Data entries
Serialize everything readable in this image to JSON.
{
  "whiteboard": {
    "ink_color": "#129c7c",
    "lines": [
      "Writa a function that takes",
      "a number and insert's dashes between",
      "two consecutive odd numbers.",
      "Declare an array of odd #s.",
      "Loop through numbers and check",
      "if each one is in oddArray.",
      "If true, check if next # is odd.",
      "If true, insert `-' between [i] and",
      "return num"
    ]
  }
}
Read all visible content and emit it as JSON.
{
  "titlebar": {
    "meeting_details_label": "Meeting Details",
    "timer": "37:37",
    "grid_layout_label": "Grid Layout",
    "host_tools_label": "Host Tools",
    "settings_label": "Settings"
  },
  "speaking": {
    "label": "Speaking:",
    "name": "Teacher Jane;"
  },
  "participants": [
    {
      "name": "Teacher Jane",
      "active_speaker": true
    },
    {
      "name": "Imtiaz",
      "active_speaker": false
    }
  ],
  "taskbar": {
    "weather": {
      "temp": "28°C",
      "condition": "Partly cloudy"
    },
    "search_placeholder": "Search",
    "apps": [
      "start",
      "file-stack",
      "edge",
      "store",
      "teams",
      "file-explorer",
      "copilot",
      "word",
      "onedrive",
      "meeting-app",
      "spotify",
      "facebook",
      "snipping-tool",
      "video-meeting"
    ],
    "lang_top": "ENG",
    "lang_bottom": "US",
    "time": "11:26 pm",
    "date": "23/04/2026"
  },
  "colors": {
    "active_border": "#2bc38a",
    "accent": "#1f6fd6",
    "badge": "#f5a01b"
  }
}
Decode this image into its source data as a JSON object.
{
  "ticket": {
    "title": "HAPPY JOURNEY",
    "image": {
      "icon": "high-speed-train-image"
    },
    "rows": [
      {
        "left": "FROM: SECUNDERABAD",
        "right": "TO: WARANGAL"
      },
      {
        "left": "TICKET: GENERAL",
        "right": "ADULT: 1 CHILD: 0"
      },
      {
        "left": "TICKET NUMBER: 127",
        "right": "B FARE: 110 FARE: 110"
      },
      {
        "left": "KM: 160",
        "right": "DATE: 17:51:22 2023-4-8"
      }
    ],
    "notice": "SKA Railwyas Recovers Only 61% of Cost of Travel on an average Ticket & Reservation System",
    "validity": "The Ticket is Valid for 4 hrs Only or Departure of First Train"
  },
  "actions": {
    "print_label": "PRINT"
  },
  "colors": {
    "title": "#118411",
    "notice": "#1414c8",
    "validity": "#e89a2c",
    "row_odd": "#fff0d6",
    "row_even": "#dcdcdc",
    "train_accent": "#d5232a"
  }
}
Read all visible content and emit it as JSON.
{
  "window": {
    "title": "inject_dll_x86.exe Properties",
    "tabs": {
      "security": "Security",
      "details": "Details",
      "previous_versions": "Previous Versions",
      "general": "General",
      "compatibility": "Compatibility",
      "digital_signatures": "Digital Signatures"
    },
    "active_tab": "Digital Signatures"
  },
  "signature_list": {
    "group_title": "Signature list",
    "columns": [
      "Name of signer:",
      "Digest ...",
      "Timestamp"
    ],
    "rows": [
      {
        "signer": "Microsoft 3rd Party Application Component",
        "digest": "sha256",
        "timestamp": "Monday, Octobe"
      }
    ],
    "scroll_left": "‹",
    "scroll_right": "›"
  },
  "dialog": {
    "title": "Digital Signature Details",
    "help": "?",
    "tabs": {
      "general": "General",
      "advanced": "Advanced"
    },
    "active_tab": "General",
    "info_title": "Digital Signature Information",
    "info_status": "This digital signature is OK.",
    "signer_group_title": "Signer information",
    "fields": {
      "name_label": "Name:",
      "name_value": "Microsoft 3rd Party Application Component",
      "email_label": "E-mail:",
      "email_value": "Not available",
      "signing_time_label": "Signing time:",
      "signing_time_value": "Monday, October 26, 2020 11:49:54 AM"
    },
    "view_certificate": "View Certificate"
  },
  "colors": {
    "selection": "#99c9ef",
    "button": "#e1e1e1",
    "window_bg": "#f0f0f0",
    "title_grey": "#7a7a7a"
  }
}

◆ **What needs to be done**:
Search the data above for the string "Details" and copy each line that has it.

◆ **Result**:
    "meeting_details_label": "Meeting Details",
      "details": "Details",
    "title": "Digital Signature Details",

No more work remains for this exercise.